**EXERCISE:**
Pull every line containing "save" from the entries.

Collected data entries:
───

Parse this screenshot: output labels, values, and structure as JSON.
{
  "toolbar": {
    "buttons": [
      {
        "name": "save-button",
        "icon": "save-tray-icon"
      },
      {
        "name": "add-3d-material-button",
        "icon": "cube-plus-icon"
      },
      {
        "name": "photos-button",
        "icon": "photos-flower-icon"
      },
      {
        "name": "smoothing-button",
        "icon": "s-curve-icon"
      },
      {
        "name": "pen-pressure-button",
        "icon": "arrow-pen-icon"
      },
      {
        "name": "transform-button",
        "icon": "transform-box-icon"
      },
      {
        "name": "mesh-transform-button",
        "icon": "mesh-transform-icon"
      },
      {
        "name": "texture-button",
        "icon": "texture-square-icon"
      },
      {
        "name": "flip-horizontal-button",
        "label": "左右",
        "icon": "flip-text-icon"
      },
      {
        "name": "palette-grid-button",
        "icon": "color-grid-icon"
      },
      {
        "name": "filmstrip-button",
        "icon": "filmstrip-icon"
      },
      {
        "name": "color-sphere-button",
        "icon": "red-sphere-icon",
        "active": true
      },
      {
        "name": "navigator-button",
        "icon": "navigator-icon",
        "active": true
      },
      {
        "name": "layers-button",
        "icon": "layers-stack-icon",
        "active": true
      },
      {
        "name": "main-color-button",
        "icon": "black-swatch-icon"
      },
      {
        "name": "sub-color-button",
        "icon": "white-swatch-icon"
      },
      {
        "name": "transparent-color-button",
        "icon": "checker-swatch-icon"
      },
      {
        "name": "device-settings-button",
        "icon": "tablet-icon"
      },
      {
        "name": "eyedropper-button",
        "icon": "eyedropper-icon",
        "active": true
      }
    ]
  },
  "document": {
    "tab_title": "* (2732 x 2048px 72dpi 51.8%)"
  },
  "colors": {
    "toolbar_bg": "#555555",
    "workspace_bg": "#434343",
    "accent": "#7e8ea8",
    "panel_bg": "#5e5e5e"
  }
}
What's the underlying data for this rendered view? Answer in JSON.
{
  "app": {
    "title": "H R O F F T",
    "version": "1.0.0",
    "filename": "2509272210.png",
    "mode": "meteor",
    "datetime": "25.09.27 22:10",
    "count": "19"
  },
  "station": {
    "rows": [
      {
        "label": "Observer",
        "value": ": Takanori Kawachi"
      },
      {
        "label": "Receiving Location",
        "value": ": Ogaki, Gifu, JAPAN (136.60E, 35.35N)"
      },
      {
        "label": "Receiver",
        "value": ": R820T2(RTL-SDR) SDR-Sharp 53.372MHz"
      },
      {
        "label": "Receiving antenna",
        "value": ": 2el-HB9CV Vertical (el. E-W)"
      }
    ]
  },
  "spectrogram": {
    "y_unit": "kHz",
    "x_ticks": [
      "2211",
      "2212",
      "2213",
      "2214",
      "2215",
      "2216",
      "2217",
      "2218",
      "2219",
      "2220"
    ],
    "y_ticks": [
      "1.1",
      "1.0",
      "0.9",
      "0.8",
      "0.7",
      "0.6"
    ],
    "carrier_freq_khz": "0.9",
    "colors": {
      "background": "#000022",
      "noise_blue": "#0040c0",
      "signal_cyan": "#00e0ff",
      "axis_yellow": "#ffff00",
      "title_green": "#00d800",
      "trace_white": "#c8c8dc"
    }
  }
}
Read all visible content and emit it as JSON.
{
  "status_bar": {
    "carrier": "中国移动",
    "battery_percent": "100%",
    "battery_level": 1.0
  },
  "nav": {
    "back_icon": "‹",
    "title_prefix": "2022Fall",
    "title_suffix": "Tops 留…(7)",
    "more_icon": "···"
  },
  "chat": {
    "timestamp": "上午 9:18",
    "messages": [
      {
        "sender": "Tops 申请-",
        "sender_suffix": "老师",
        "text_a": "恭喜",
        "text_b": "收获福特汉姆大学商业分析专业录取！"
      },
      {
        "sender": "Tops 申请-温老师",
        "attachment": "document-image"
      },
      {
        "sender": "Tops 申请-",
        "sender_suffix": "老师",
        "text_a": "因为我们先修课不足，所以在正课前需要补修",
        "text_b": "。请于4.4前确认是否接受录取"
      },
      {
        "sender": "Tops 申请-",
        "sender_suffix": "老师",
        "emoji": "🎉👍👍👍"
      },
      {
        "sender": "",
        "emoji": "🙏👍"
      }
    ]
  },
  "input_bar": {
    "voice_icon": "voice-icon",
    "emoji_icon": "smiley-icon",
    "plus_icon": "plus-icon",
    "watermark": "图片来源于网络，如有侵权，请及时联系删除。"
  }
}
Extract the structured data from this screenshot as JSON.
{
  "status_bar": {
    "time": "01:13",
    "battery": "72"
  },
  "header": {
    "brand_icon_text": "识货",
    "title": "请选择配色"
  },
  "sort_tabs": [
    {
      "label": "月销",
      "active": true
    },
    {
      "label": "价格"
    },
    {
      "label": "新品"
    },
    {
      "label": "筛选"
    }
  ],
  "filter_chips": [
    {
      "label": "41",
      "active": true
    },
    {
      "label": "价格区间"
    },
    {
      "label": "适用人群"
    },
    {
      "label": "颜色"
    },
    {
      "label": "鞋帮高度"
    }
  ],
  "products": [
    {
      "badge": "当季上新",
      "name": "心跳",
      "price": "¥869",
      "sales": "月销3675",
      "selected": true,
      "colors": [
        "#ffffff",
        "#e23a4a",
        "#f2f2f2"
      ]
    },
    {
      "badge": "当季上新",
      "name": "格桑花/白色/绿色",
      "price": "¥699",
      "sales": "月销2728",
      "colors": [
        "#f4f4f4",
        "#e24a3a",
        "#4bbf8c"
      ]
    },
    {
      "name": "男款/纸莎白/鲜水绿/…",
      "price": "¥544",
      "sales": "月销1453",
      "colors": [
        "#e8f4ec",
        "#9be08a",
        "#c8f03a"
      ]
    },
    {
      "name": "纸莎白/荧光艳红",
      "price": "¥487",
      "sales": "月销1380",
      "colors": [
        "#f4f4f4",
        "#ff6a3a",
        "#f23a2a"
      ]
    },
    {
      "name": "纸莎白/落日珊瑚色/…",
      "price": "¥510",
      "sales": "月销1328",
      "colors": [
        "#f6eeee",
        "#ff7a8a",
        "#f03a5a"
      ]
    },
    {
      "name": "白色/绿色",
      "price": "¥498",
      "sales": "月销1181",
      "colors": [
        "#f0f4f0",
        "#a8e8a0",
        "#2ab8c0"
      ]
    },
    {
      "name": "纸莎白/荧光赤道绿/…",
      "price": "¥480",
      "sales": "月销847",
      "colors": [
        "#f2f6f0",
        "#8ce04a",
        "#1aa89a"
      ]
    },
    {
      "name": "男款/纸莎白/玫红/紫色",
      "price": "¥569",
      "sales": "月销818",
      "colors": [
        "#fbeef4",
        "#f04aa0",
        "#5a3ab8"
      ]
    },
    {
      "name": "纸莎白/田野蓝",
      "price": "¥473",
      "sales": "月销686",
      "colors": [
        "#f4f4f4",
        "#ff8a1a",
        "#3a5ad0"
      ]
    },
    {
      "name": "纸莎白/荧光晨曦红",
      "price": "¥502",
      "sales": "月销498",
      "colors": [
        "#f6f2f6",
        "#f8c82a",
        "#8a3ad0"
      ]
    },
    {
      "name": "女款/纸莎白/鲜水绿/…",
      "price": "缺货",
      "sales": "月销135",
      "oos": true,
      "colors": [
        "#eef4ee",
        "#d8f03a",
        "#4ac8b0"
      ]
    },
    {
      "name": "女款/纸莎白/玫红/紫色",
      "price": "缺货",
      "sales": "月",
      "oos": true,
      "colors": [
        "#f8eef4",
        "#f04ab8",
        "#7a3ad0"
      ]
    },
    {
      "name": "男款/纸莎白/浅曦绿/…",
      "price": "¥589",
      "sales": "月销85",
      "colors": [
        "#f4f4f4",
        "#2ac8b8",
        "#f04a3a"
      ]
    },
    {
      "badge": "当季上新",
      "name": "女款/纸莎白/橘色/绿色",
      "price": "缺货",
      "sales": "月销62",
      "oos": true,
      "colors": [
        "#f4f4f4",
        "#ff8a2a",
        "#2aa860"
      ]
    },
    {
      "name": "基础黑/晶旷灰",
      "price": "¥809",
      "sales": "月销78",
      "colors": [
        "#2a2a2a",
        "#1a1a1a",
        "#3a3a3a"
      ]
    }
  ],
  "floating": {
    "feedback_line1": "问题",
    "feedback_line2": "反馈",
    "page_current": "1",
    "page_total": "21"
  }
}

───

**RESPONSE TO THE TASK:**
        "name": "save-button",
        "icon": "save-tray-icon"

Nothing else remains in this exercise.